YOUR TASK: Copy the line with "Give me the" and all lines following it through the last line of the entries, exactly as written.

INPUT FOR THIS TASK:
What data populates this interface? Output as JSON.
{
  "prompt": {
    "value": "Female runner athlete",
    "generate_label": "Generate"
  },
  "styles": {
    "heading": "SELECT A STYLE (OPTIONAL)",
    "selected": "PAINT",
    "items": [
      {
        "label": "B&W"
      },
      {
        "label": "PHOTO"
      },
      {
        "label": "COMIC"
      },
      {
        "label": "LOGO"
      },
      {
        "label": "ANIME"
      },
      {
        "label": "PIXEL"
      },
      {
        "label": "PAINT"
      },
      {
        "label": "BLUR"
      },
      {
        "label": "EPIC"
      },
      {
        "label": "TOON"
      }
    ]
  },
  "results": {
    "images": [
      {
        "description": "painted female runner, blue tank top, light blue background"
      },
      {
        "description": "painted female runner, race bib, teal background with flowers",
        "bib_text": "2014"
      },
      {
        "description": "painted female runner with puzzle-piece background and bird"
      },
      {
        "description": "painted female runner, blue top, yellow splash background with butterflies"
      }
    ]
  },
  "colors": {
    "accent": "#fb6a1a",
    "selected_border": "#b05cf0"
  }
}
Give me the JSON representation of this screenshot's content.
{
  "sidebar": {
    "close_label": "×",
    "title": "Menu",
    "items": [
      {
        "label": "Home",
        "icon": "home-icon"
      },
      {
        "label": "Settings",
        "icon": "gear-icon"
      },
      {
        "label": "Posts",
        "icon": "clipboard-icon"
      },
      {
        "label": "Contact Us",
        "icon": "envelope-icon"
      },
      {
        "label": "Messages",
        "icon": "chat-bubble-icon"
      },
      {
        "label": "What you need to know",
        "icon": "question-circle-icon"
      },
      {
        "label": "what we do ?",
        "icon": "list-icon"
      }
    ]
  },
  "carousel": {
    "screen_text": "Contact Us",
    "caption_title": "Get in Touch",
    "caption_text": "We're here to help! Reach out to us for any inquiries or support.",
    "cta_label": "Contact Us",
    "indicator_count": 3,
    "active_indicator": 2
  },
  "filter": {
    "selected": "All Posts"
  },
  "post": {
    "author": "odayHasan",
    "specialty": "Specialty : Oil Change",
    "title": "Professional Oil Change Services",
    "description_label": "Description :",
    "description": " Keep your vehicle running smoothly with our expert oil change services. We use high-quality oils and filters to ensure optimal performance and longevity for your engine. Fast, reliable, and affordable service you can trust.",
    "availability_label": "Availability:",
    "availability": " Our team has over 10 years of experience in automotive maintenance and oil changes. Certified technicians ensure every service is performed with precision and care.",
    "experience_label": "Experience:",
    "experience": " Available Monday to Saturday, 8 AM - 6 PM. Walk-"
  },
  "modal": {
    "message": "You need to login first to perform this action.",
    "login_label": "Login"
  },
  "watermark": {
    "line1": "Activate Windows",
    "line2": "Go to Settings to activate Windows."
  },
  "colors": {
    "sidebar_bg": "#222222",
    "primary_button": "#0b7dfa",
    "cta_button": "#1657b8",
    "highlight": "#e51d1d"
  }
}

ANSWER IN FULL:
Give me the JSON representation of this screenshot's content.
{
  "sidebar": {
    "close_label": "×",
    "title": "Menu",
    "items": [
      {
        "label": "Home",
        "icon": "home-icon"
      },
      {
        "label": "Settings",
        "icon": "gear-icon"
      },
      {
        "label": "Posts",
        "icon": "clipboard-icon"
      },
      {
        "label": "Contact Us",
        "icon": "envelope-icon"
      },
      {
        "label": "Messages",
        "icon": "chat-bubble-icon"
      },
      {
        "label": "What you need to know",
        "icon": "question-circle-icon"
      },
      {
        "label": "what we do ?",
        "icon": "list-icon"
      }
    ]
  },
  "carousel": {
    "screen_text": "Contact Us",
    "caption_title": "Get in Touch",
    "caption_text": "We're here to help! Reach out to us for any inquiries or support.",
    "cta_label": "Contact Us",
    "indicator_count": 3,
    "active_indicator": 2
  },
  "filter": {
    "selected": "All Posts"
  },
  "post": {
    "author": "odayHasan",
    "specialty": "Specialty : Oil Change",
    "title": "Professional Oil Change Services",
    "description_label": "Description :",
    "description": " Keep your vehicle running smoothly with our expert oil change services. We use high-quality oils and filters to ensure optimal performance and longevity for your engine. Fast, reliable, and affordable service you can trust.",
    "availability_label": "Availability:",
    "availability": " Our team has over 10 years of experience in automotive maintenance and oil changes. Certified technicians ensure every service is performed with precision and care.",
    "experience_label": "Experience:",
    "experience": " Available Monday to Saturday, 8 AM - 6 PM. Walk-"
  },
  "modal": {
    "message": "You need to login first to perform this action.",
    "login_label": "Login"
  },
  "watermark": {
    "line1": "Activate Windows",
    "line2": "Go to Settings to activate Windows."
  },
  "colors": {
    "sidebar_bg": "#222222",
    "primary_button": "#0b7dfa",
    "cta_button": "#1657b8",
    "highlight": "#e51d1d"
  }
}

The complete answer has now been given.